▶ [EXERCISE DESCRIPTION]:
Count every line of the listing where the string "target" occurs, and reply with the count alone.

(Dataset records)
---+---

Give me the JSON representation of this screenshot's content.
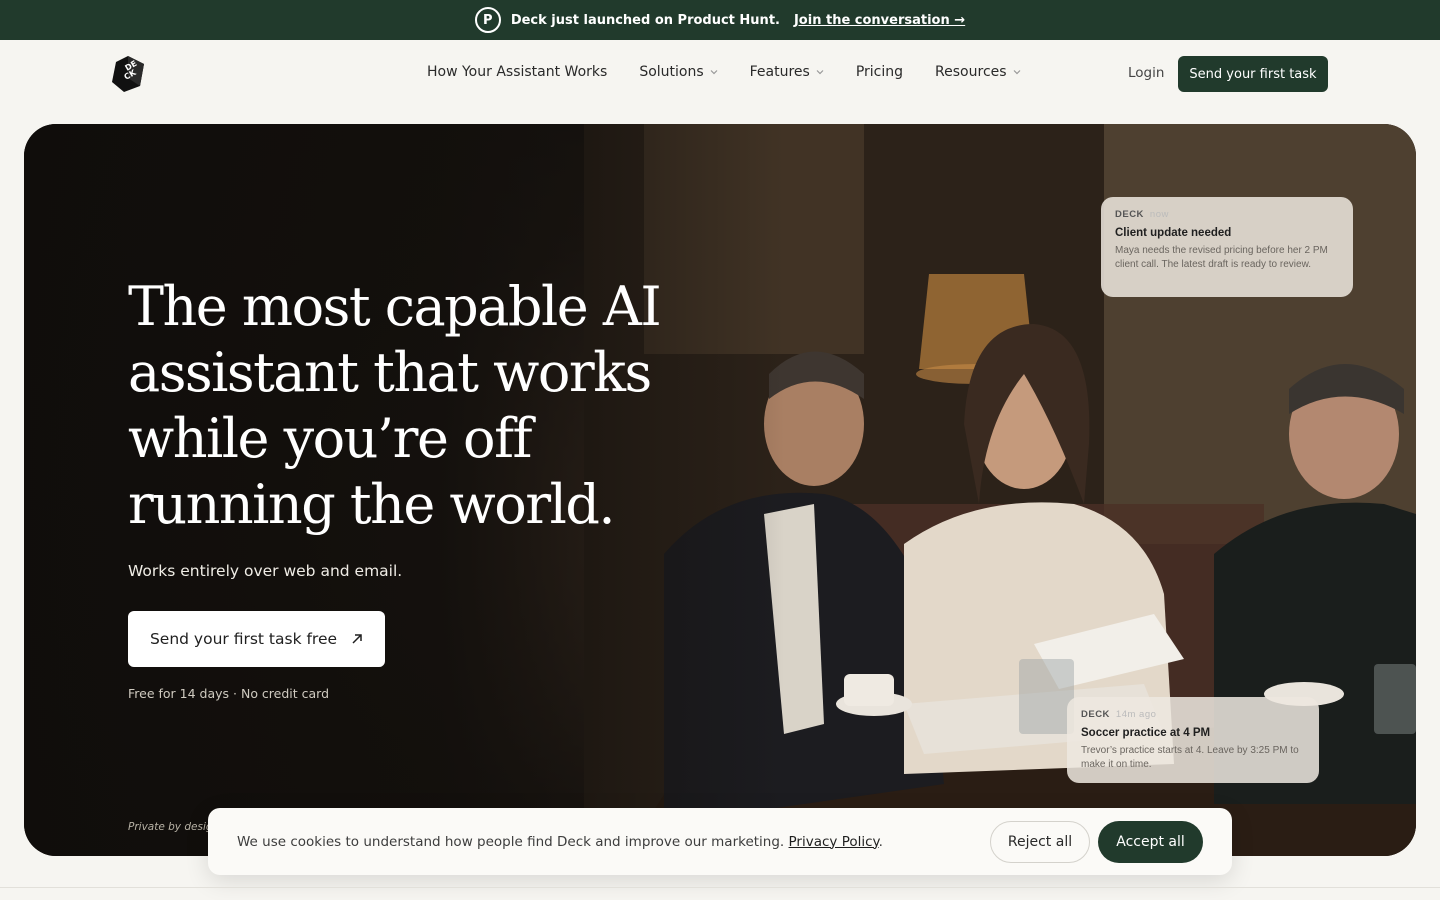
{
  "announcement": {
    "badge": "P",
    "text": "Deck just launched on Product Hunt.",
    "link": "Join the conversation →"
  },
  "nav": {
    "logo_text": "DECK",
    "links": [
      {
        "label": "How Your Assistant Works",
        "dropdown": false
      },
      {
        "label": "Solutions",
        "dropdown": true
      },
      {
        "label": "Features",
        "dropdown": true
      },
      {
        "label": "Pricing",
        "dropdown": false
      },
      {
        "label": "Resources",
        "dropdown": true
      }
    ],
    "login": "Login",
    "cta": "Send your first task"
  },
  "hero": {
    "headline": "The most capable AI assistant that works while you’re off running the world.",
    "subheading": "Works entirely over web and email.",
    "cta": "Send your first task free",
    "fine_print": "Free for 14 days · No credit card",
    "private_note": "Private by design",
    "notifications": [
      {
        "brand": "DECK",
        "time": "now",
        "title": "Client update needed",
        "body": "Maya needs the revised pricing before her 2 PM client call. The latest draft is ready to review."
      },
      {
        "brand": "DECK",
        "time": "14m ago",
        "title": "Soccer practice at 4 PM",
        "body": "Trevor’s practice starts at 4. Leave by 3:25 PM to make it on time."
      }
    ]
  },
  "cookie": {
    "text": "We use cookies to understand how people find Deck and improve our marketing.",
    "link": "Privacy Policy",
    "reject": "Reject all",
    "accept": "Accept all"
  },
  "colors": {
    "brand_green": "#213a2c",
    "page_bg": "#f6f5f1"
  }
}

---+---

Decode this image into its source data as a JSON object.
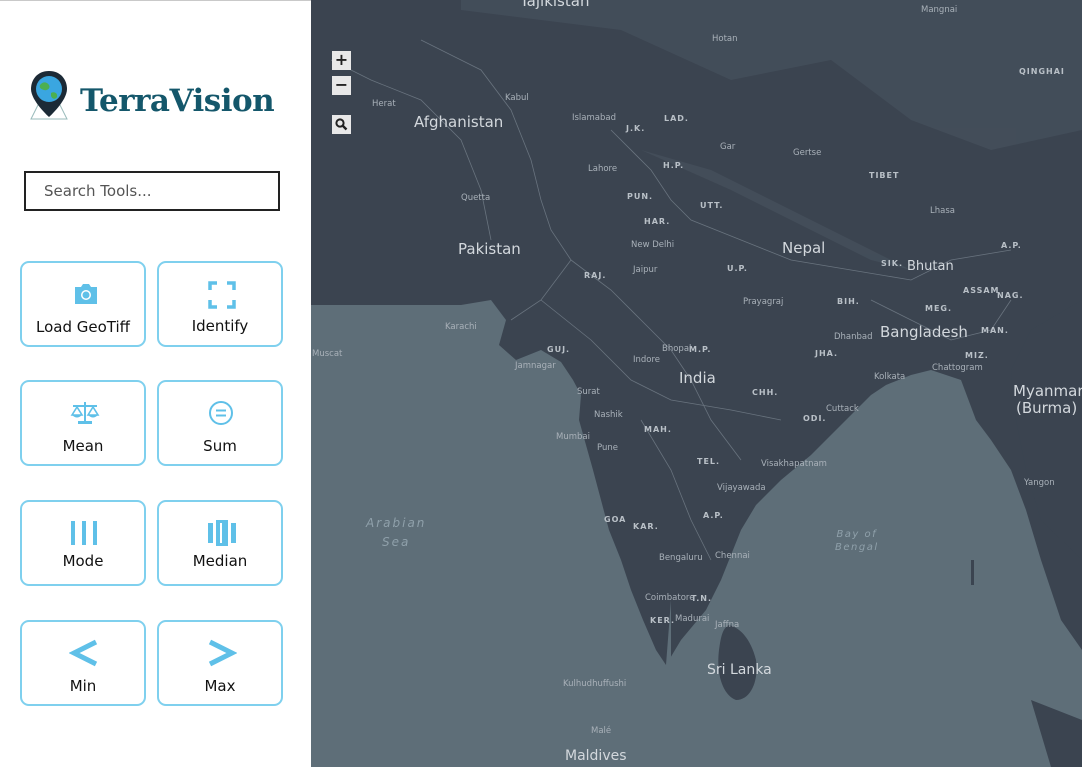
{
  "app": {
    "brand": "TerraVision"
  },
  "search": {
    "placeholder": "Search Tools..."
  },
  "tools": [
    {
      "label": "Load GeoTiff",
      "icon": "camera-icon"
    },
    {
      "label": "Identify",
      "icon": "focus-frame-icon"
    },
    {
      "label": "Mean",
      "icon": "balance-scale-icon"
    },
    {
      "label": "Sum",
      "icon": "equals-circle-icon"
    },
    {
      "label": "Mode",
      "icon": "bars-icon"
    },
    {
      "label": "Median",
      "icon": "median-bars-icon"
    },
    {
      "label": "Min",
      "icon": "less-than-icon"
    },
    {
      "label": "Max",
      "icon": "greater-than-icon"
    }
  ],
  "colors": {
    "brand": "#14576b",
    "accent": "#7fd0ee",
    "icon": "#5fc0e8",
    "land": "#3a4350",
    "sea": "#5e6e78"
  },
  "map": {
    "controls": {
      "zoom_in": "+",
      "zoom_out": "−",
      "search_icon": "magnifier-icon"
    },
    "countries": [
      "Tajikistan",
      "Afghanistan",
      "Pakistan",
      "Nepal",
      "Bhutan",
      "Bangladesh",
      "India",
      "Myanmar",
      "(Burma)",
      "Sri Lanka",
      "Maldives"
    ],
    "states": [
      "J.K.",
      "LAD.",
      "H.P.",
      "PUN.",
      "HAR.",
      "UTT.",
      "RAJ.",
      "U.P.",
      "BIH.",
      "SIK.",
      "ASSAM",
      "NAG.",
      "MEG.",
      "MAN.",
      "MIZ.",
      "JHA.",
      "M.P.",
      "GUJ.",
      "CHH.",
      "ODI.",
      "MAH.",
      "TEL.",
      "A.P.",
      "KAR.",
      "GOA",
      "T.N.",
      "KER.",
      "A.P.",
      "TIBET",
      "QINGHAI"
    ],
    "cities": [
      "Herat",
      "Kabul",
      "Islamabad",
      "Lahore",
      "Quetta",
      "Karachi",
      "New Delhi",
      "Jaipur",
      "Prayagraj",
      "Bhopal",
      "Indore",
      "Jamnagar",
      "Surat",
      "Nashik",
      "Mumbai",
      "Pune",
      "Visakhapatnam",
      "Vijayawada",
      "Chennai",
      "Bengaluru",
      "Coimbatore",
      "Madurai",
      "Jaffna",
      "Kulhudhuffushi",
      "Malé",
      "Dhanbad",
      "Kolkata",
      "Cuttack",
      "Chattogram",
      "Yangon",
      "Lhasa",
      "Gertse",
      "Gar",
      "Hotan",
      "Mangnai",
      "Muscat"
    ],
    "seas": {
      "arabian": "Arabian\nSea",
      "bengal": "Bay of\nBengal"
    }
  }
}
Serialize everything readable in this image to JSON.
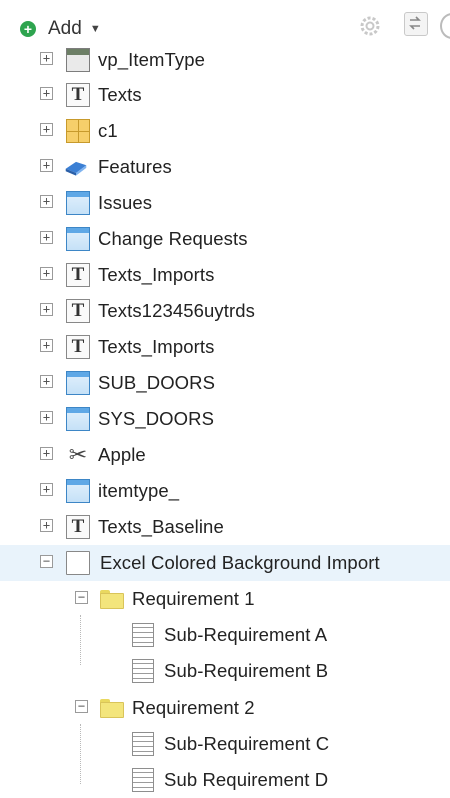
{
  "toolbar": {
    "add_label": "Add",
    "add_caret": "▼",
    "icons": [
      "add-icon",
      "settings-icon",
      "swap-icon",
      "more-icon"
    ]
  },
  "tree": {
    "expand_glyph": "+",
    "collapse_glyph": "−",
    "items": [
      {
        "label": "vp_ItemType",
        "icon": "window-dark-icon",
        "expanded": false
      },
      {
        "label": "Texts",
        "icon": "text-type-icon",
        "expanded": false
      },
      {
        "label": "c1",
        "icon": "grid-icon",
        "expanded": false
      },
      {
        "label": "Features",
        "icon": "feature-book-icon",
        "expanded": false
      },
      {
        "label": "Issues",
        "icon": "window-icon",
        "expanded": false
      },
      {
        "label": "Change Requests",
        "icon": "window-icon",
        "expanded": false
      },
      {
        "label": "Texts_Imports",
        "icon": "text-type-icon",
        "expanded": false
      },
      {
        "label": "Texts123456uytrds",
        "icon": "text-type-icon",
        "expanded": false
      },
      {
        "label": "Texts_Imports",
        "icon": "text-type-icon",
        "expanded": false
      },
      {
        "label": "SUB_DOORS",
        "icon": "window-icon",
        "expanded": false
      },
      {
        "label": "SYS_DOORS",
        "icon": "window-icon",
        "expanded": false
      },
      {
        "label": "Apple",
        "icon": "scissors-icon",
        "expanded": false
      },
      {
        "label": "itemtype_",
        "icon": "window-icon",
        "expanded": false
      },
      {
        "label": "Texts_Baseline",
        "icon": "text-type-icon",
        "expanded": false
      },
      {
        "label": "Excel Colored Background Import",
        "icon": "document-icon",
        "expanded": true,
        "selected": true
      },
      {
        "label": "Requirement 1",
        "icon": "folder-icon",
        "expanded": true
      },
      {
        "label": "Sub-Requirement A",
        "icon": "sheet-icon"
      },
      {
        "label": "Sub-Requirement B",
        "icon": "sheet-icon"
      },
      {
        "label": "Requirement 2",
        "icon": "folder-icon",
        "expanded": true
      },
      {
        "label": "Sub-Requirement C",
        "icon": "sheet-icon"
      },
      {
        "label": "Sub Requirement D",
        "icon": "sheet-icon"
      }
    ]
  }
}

---+---

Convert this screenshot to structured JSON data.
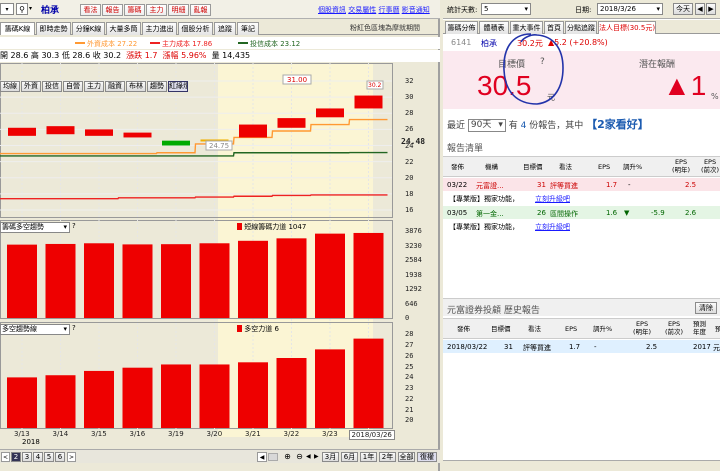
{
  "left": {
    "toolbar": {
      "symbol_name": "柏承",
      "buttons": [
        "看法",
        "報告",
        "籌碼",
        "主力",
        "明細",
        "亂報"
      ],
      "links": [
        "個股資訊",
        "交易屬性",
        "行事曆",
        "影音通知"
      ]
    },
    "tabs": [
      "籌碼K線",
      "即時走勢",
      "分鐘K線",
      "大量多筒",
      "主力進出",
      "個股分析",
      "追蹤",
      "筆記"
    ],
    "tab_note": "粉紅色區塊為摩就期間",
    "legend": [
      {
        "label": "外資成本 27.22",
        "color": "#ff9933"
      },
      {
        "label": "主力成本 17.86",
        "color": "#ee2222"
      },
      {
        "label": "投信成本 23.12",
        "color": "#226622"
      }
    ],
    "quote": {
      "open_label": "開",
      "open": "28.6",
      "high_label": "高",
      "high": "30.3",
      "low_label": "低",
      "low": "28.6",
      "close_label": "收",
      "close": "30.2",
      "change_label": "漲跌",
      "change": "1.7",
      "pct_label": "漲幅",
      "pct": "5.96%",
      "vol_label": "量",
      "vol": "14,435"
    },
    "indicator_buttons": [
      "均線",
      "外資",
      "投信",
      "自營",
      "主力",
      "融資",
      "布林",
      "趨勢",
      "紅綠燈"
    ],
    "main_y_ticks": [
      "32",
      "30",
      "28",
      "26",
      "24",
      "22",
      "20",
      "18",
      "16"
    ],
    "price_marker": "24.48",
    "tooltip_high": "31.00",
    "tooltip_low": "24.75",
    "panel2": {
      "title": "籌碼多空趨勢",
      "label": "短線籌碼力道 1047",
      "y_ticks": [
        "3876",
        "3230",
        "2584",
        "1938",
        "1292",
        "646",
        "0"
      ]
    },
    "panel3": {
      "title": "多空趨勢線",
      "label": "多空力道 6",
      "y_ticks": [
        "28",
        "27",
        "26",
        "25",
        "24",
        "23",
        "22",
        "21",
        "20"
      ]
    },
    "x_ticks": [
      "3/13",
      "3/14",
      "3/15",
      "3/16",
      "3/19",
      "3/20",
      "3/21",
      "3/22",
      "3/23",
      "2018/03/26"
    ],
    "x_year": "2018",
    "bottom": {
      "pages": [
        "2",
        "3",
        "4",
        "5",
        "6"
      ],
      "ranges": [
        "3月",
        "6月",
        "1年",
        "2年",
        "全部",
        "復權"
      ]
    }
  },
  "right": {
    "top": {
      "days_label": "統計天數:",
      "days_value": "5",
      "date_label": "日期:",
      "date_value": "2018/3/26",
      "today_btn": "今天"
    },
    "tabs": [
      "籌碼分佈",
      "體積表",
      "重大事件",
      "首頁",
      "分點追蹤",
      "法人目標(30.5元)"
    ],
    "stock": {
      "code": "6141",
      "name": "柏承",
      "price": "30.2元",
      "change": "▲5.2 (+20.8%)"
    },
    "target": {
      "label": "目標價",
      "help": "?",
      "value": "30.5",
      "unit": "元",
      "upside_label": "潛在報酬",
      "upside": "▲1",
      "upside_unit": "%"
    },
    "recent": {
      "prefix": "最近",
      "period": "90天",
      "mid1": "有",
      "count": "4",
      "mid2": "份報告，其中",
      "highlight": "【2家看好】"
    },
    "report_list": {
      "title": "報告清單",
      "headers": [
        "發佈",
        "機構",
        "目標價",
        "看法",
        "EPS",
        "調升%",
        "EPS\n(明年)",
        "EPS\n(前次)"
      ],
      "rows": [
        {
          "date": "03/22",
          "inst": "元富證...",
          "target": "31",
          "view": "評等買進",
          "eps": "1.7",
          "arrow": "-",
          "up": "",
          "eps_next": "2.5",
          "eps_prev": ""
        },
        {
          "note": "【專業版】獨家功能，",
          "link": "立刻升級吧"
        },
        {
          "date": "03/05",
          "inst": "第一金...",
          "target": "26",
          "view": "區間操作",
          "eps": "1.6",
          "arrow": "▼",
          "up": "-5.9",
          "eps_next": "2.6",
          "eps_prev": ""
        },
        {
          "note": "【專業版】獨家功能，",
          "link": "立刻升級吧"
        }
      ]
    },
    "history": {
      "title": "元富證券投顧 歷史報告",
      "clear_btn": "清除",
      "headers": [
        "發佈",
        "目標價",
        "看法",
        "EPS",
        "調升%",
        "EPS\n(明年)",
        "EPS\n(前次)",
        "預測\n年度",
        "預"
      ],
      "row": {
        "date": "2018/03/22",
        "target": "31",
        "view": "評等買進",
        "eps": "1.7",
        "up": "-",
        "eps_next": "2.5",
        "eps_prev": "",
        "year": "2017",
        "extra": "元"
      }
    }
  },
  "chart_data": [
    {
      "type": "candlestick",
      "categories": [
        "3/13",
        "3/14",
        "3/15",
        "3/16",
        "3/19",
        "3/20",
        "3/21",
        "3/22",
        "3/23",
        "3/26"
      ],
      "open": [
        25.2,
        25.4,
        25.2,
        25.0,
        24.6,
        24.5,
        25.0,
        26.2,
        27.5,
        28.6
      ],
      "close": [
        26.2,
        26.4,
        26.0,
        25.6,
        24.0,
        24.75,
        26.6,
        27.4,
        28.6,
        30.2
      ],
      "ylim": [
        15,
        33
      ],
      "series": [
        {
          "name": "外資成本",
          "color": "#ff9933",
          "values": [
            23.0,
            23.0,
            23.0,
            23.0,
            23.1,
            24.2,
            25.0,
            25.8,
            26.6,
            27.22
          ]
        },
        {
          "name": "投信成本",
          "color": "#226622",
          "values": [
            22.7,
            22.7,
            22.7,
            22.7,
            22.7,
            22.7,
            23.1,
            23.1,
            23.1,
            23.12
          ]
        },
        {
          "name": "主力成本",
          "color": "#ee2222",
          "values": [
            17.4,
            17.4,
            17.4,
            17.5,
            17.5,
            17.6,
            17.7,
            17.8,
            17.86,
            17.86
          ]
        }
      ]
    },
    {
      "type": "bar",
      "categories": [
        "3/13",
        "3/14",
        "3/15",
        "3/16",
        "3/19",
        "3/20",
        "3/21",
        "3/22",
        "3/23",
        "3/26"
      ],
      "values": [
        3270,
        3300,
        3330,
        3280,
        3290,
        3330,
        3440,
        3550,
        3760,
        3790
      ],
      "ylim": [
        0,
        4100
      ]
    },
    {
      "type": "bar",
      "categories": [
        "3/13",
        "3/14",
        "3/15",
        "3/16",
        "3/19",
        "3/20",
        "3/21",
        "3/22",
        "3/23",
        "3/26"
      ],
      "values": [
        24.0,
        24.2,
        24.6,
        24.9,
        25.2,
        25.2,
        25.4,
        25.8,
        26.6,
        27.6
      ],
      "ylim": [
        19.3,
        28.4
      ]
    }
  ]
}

---+---

▶ [TASK RESULT]:
4